─── DATASET EXTRACT ───

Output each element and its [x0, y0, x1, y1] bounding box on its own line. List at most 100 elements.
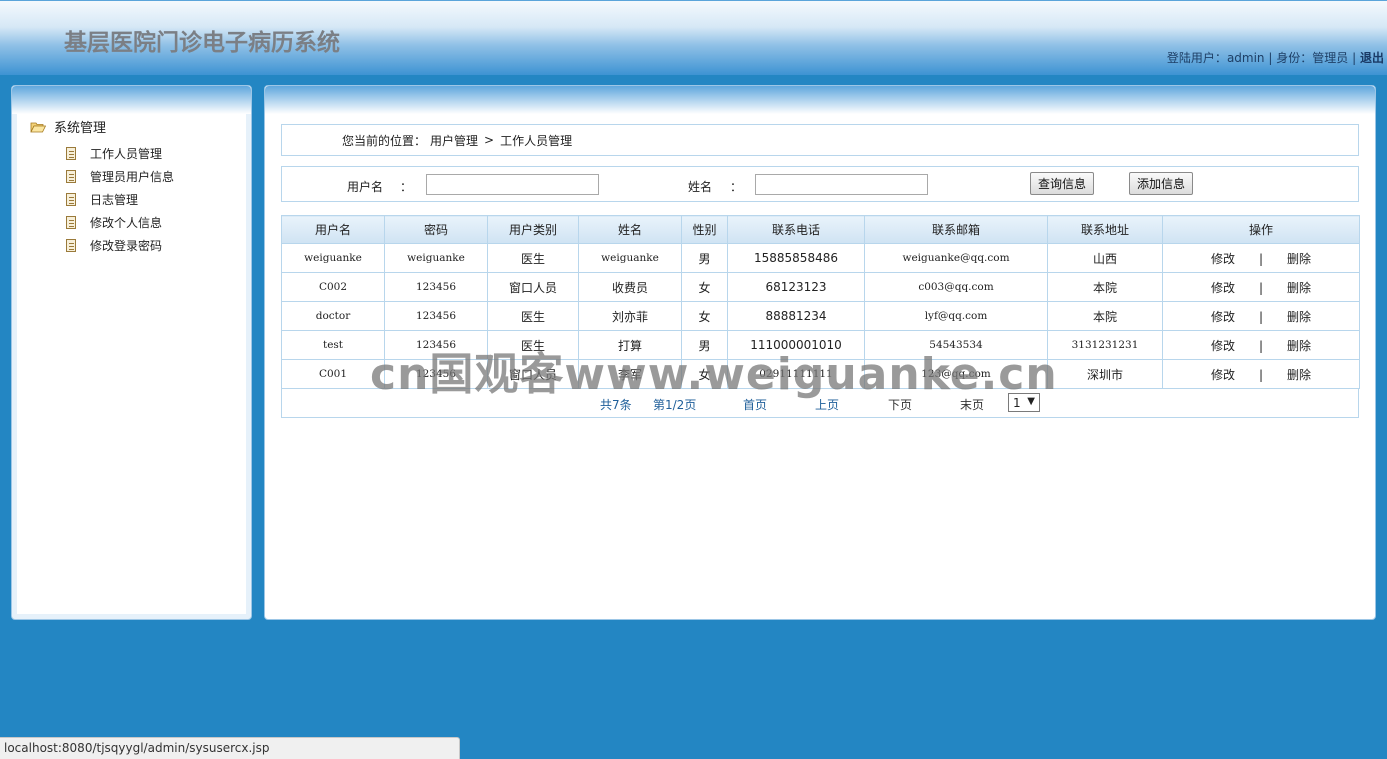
cell-email: c003@qq.com [864, 272, 1048, 302]
document-icon [66, 239, 76, 252]
cell-username: test [281, 330, 385, 360]
cell-email: 54543534 [864, 330, 1048, 360]
cell-gender: 男 [681, 330, 728, 360]
delete-link[interactable]: 删除 [1287, 368, 1311, 382]
add-button[interactable]: 添加信息 [1129, 172, 1194, 195]
cell-actions: 修改 | 删除 [1162, 301, 1360, 331]
table-header-row: 用户名 密码 用户类别 姓名 性别 联系电话 联系邮箱 联系地址 操作 [281, 215, 1360, 244]
document-icon [66, 170, 76, 183]
total-count: 共7条 [600, 398, 632, 412]
table-row: C002 123456 窗口人员 收费员 女 68123123 c003@qq.… [281, 272, 1360, 302]
cell-password: weiguanke [384, 243, 488, 273]
edit-link[interactable]: 修改 [1211, 310, 1235, 324]
column-header: 操作 [1162, 215, 1360, 244]
main-panel: 您当前的位置： 用户管理 > 工作人员管理 用户名 ： 姓名 ： 查询信息 添加… [264, 85, 1376, 620]
sidebar-item-edit-profile[interactable]: 修改个人信息 [66, 211, 174, 234]
login-label: 登陆用户： [1166, 51, 1227, 65]
sidebar: 系统管理 工作人员管理 管理员用户信息 日志管理 修改个人信息 修改登录密码 [11, 85, 252, 620]
tree-root-label: 系统管理 [54, 121, 107, 136]
delete-link[interactable]: 删除 [1287, 252, 1311, 266]
cell-address: 深圳市 [1047, 359, 1163, 389]
cell-actions: 修改 | 删除 [1162, 243, 1360, 273]
page-select[interactable]: 1 ▼ [1008, 393, 1040, 412]
breadcrumb: 您当前的位置： 用户管理 > 工作人员管理 [281, 124, 1359, 156]
sidebar-item-admin-users[interactable]: 管理员用户信息 [66, 165, 174, 188]
tree-items: 工作人员管理 管理员用户信息 日志管理 修改个人信息 修改登录密码 [66, 142, 174, 257]
cell-password: 123456 [384, 301, 488, 331]
cell-phone: 02911111111 [727, 359, 865, 389]
delete-link[interactable]: 删除 [1287, 281, 1311, 295]
cell-phone: 111000001010 [727, 330, 865, 360]
username-colon: ： [400, 180, 413, 194]
next-page-link[interactable]: 下页 [888, 396, 912, 413]
cell-username: C001 [281, 359, 385, 389]
page-indicator: 第1/2页 [653, 398, 697, 412]
column-header: 联系地址 [1047, 215, 1163, 244]
breadcrumb-level1: 用户管理 [430, 133, 479, 148]
cell-password: 123456 [384, 359, 488, 389]
app-title: 基层医院门诊电子病历系统 [64, 30, 340, 56]
cell-password: 123456 [384, 330, 488, 360]
breadcrumb-level2: 工作人员管理 [500, 133, 573, 148]
cell-password: 123456 [384, 272, 488, 302]
name-search-input[interactable] [755, 174, 928, 195]
column-header: 姓名 [578, 215, 682, 244]
user-info-bar: 登陆用户：admin | 身份：管理员 | 退出 [1167, 49, 1384, 66]
cell-address: 本院 [1047, 272, 1163, 302]
cell-name: 刘亦菲 [578, 301, 682, 331]
edit-link[interactable]: 修改 [1211, 281, 1235, 295]
cell-user-type: 窗口人员 [487, 359, 579, 389]
search-bar: 用户名 ： 姓名 ： 查询信息 添加信息 [281, 166, 1359, 202]
delete-link[interactable]: 删除 [1287, 310, 1311, 324]
username-search-input[interactable] [426, 174, 599, 195]
role-label: 身份： [1276, 51, 1313, 65]
sidebar-item-label: 管理员用户信息 [90, 170, 175, 184]
cell-user-type: 医生 [487, 243, 579, 273]
table-row: C001 123456 窗口人员 李军 女 02911111111 123@qq… [281, 359, 1360, 389]
breadcrumb-prefix: 您当前的位置： [342, 133, 427, 148]
divider: | [1352, 51, 1357, 65]
tree-root-system-management[interactable]: 系统管理 [30, 117, 106, 136]
sidebar-item-log-management[interactable]: 日志管理 [66, 188, 174, 211]
cell-user-type: 医生 [487, 301, 579, 331]
cell-user-type: 窗口人员 [487, 272, 579, 302]
cell-actions: 修改 | 删除 [1162, 272, 1360, 302]
sidebar-item-label: 工作人员管理 [90, 147, 163, 161]
sidebar-item-change-password[interactable]: 修改登录密码 [66, 234, 174, 257]
browser-status-bar: localhost:8080/tjsqyygl/admin/sysusercx.… [0, 737, 460, 759]
query-button[interactable]: 查询信息 [1030, 172, 1095, 195]
cell-actions: 修改 | 删除 [1162, 359, 1360, 389]
logout-link[interactable]: 退出 [1360, 51, 1384, 65]
cell-name: 打算 [578, 330, 682, 360]
table-row: test 123456 医生 打算 男 111000001010 5454353… [281, 330, 1360, 360]
name-label: 姓名 [688, 180, 713, 194]
table-row: weiguanke weiguanke 医生 weiguanke 男 15885… [281, 243, 1360, 273]
last-page-link[interactable]: 末页 [960, 396, 984, 413]
username: admin [1226, 51, 1265, 65]
staff-table: 用户名 密码 用户类别 姓名 性别 联系电话 联系邮箱 联系地址 操作 weig… [281, 215, 1360, 389]
action-divider: | [1258, 309, 1264, 324]
column-header: 用户类别 [487, 215, 579, 244]
cell-phone: 15885858486 [727, 243, 865, 273]
edit-link[interactable]: 修改 [1211, 339, 1235, 353]
breadcrumb-separator: > [484, 133, 495, 147]
column-header: 联系邮箱 [864, 215, 1048, 244]
username-label: 用户名 [347, 180, 384, 194]
action-divider: | [1258, 251, 1264, 266]
sidebar-item-staff-management[interactable]: 工作人员管理 [66, 142, 174, 165]
sidebar-item-label: 日志管理 [90, 193, 139, 207]
action-divider: | [1258, 367, 1264, 382]
cell-name: 李军 [578, 359, 682, 389]
action-divider: | [1258, 280, 1264, 295]
prev-page-link[interactable]: 上页 [815, 396, 839, 413]
column-header: 用户名 [281, 215, 385, 244]
cell-address: 山西 [1047, 243, 1163, 273]
delete-link[interactable]: 删除 [1287, 339, 1311, 353]
edit-link[interactable]: 修改 [1211, 368, 1235, 382]
cell-phone: 68123123 [727, 272, 865, 302]
edit-link[interactable]: 修改 [1211, 252, 1235, 266]
cell-actions: 修改 | 删除 [1162, 330, 1360, 360]
cell-address: 本院 [1047, 301, 1163, 331]
first-page-link[interactable]: 首页 [743, 396, 767, 413]
page-select-value: 1 [1013, 395, 1021, 410]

───

> [GIVEN PROBLEM]: Copy the lines above word for word, starting at the line that contains "cell-email: c003@qq.com [864, 272, 1048, 302]" and ending at the line that contains "table-row: C002 123456", with both of those lines included.

> [WRITTEN RESPONSE]:
cell-email: c003@qq.com [864, 272, 1048, 302]
document-icon [66, 239, 76, 252]
cell-username: test [281, 330, 385, 360]
cell-email: 54543534 [864, 330, 1048, 360]
cell-gender: 男 [681, 330, 728, 360]
delete-link[interactable]: 删除 [1287, 368, 1311, 382]
add-button[interactable]: 添加信息 [1129, 172, 1194, 195]
cell-actions: 修改 | 删除 [1162, 301, 1360, 331]
table-header-row: 用户名 密码 用户类别 姓名 性别 联系电话 联系邮箱 联系地址 操作 [281, 215, 1360, 244]
document-icon [66, 170, 76, 183]
total-count: 共7条 [600, 398, 632, 412]
table-row: C002 123456 窗口人员 收费员 女 68123123 c003@qq.… [281, 272, 1360, 302]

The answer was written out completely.